[Data items]
++++++

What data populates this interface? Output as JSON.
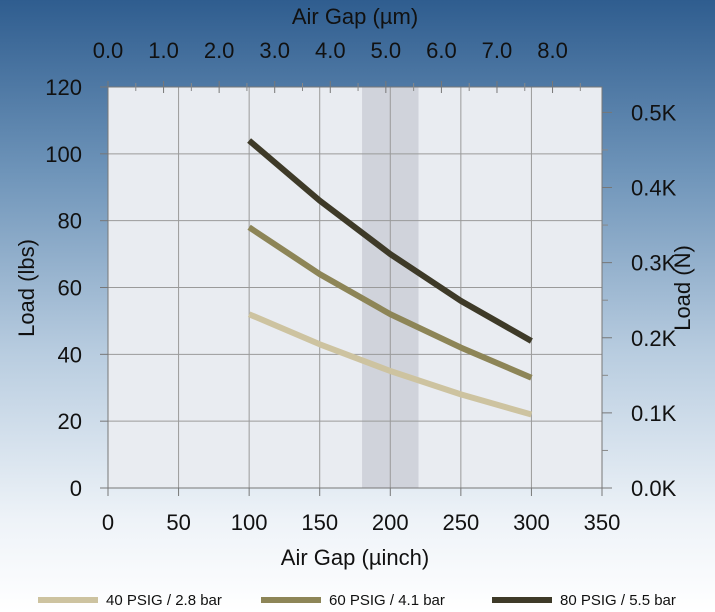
{
  "chart_data": {
    "type": "line",
    "xlabel": "Air Gap (µinch)",
    "x2label": "Air Gap (µm)",
    "ylabel": "Load (lbs)",
    "y2label": "Load (N)",
    "xlim": [
      0,
      350
    ],
    "ylim": [
      0,
      120
    ],
    "x2lim": [
      0,
      8.89
    ],
    "y2lim": [
      0,
      0.5338
    ],
    "x_ticks": [
      "0",
      "50",
      "100",
      "150",
      "200",
      "250",
      "300",
      "350"
    ],
    "x_tick_values": [
      0,
      50,
      100,
      150,
      200,
      250,
      300,
      350
    ],
    "y_ticks": [
      "0",
      "20",
      "40",
      "60",
      "80",
      "100",
      "120"
    ],
    "y_tick_values": [
      0,
      20,
      40,
      60,
      80,
      100,
      120
    ],
    "x2_ticks": [
      "0.0",
      "1.0",
      "2.0",
      "3.0",
      "4.0",
      "5.0",
      "6.0",
      "7.0",
      "8.0"
    ],
    "x2_tick_values": [
      0,
      1,
      2,
      3,
      4,
      5,
      6,
      7,
      8
    ],
    "y2_ticks": [
      "0.0K",
      "0.1K",
      "0.2K",
      "0.3K",
      "0.4K",
      "0.5K"
    ],
    "y2_tick_values": [
      0,
      0.1,
      0.2,
      0.3,
      0.4,
      0.5
    ],
    "grid": true,
    "highlight_band": [
      180,
      220
    ],
    "legend_position": "bottom",
    "series": [
      {
        "name": "40 PSIG / 2.8 bar",
        "color": "#cdc3a0",
        "x": [
          100,
          150,
          200,
          250,
          300
        ],
        "values": [
          52,
          43,
          35,
          28,
          22
        ]
      },
      {
        "name": "60 PSIG / 4.1 bar",
        "color": "#8d8557",
        "x": [
          100,
          150,
          200,
          250,
          300
        ],
        "values": [
          78,
          64,
          52,
          42,
          33
        ]
      },
      {
        "name": "80 PSIG / 5.5 bar",
        "color": "#3e3a28",
        "x": [
          100,
          150,
          200,
          250,
          300
        ],
        "values": [
          104,
          86,
          70,
          56,
          44
        ]
      }
    ]
  }
}
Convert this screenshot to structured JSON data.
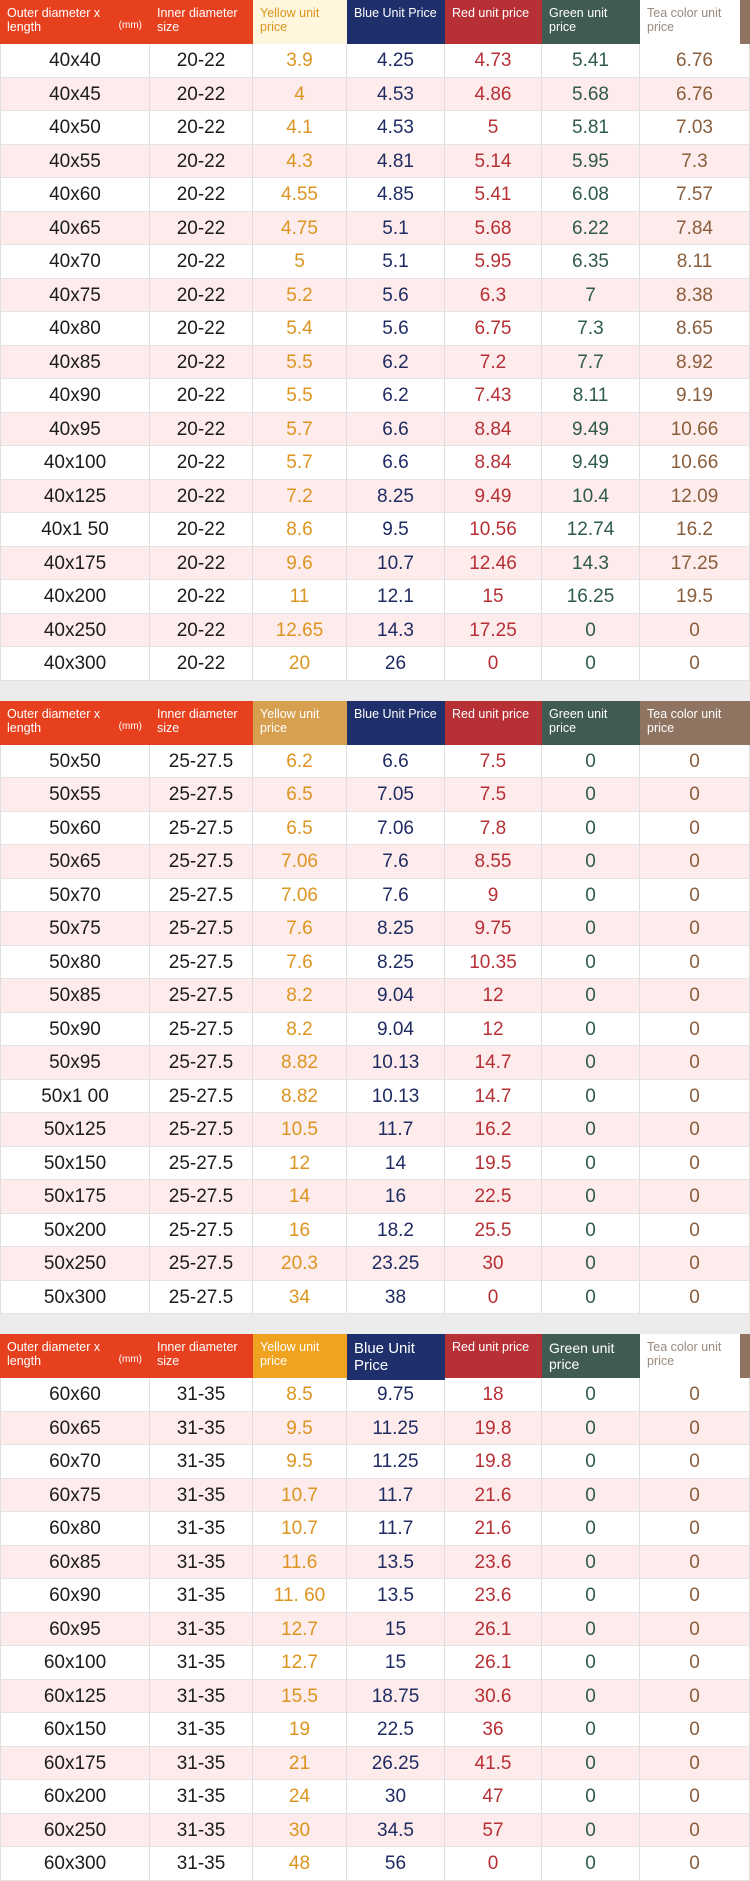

++++++

* [THE PROBLEM]: Copy the records above exactly, leaving out every picture.

* [EXERCISE RESPONSE]:
What data populates this interface? Output as JSON.
{
  "chart_data": {
    "type": "line",
    "xlabel": "Air Gap (µinch)",
    "x2label": "Air Gap (µm)",
    "ylabel": "Load (lbs)",
    "y2label": "Load (N)",
    "xlim": [
      0,
      350
    ],
    "ylim": [
      0,
      120
    ],
    "x2lim": [
      0,
      8.89
    ],
    "y2lim": [
      0,
      0.5338
    ],
    "x_ticks": [
      "0",
      "50",
      "100",
      "150",
      "200",
      "250",
      "300",
      "350"
    ],
    "x_tick_values": [
      0,
      50,
      100,
      150,
      200,
      250,
      300,
      350
    ],
    "y_ticks": [
      "0",
      "20",
      "40",
      "60",
      "80",
      "100",
      "120"
    ],
    "y_tick_values": [
      0,
      20,
      40,
      60,
      80,
      100,
      120
    ],
    "x2_ticks": [
      "0.0",
      "1.0",
      "2.0",
      "3.0",
      "4.0",
      "5.0",
      "6.0",
      "7.0",
      "8.0"
    ],
    "x2_tick_values": [
      0,
      1,
      2,
      3,
      4,
      5,
      6,
      7,
      8
    ],
    "y2_ticks": [
      "0.0K",
      "0.1K",
      "0.2K",
      "0.3K",
      "0.4K",
      "0.5K"
    ],
    "y2_tick_values": [
      0,
      0.1,
      0.2,
      0.3,
      0.4,
      0.5
    ],
    "grid": true,
    "highlight_band": [
      180,
      220
    ],
    "legend_position": "bottom",
    "series": [
      {
        "name": "40 PSIG / 2.8 bar",
        "color": "#cdc3a0",
        "x": [
          100,
          150,
          200,
          250,
          300
        ],
        "values": [
          52,
          43,
          35,
          28,
          22
        ]
      },
      {
        "name": "60 PSIG / 4.1 bar",
        "color": "#8d8557",
        "x": [
          100,
          150,
          200,
          250,
          300
        ],
        "values": [
          78,
          64,
          52,
          42,
          33
        ]
      },
      {
        "name": "80 PSIG / 5.5 bar",
        "color": "#3e3a28",
        "x": [
          100,
          150,
          200,
          250,
          300
        ],
        "values": [
          104,
          86,
          70,
          56,
          44
        ]
      }
    ]
  }
}
Convert this screenshot to structured JSON data.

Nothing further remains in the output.